- **DATASET RECORDS**
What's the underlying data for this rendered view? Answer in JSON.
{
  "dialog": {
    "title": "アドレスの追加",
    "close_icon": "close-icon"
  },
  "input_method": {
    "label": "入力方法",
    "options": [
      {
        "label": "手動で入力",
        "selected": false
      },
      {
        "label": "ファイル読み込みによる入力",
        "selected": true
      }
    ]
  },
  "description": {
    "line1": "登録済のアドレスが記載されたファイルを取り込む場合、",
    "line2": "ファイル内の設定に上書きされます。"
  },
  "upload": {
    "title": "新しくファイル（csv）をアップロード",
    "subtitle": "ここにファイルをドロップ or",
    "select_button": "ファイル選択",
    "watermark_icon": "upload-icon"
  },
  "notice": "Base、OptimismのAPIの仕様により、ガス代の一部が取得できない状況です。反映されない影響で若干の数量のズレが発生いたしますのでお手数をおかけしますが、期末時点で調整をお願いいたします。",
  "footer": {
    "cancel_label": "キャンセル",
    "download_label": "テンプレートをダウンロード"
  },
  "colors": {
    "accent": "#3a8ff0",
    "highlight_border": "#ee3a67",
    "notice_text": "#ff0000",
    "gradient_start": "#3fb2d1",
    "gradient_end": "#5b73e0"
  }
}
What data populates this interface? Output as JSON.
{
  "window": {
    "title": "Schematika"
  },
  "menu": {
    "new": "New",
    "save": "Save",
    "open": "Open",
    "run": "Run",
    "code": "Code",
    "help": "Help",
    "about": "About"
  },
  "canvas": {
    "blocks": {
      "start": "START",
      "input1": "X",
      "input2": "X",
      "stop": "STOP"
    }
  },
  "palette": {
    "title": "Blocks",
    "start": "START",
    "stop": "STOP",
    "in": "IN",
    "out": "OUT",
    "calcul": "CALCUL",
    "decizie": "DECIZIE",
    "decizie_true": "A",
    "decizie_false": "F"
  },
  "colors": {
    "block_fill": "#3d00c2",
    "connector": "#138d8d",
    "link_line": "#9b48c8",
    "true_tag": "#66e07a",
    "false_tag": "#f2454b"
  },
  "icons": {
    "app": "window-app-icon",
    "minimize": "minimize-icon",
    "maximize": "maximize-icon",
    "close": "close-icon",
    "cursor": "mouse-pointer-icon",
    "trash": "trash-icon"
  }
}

- **DESCRIPTION OF THE TASK**
Transcribe the material exactly as it reads.

- **OUTPUT FOR THIS EXERCISE**
What's the underlying data for this rendered view? Answer in JSON.
{
  "dialog": {
    "title": "アドレスの追加",
    "close_icon": "close-icon"
  },
  "input_method": {
    "label": "入力方法",
    "options": [
      {
        "label": "手動で入力",
        "selected": false
      },
      {
        "label": "ファイル読み込みによる入力",
        "selected": true
      }
    ]
  },
  "description": {
    "line1": "登録済のアドレスが記載されたファイルを取り込む場合、",
    "line2": "ファイル内の設定に上書きされます。"
  },
  "upload": {
    "title": "新しくファイル（csv）をアップロード",
    "subtitle": "ここにファイルをドロップ or",
    "select_button": "ファイル選択",
    "watermark_icon": "upload-icon"
  },
  "notice": "Base、OptimismのAPIの仕様により、ガス代の一部が取得できない状況です。反映されない影響で若干の数量のズレが発生いたしますのでお手数をおかけしますが、期末時点で調整をお願いいたします。",
  "footer": {
    "cancel_label": "キャンセル",
    "download_label": "テンプレートをダウンロード"
  },
  "colors": {
    "accent": "#3a8ff0",
    "highlight_border": "#ee3a67",
    "notice_text": "#ff0000",
    "gradient_start": "#3fb2d1",
    "gradient_end": "#5b73e0"
  }
}
What data populates this interface? Output as JSON.
{
  "window": {
    "title": "Schematika"
  },
  "menu": {
    "new": "New",
    "save": "Save",
    "open": "Open",
    "run": "Run",
    "code": "Code",
    "help": "Help",
    "about": "About"
  },
  "canvas": {
    "blocks": {
      "start": "START",
      "input1": "X",
      "input2": "X",
      "stop": "STOP"
    }
  },
  "palette": {
    "title": "Blocks",
    "start": "START",
    "stop": "STOP",
    "in": "IN",
    "out": "OUT",
    "calcul": "CALCUL",
    "decizie": "DECIZIE",
    "decizie_true": "A",
    "decizie_false": "F"
  },
  "colors": {
    "block_fill": "#3d00c2",
    "connector": "#138d8d",
    "link_line": "#9b48c8",
    "true_tag": "#66e07a",
    "false_tag": "#f2454b"
  },
  "icons": {
    "app": "window-app-icon",
    "minimize": "minimize-icon",
    "maximize": "maximize-icon",
    "close": "close-icon",
    "cursor": "mouse-pointer-icon",
    "trash": "trash-icon"
  }
}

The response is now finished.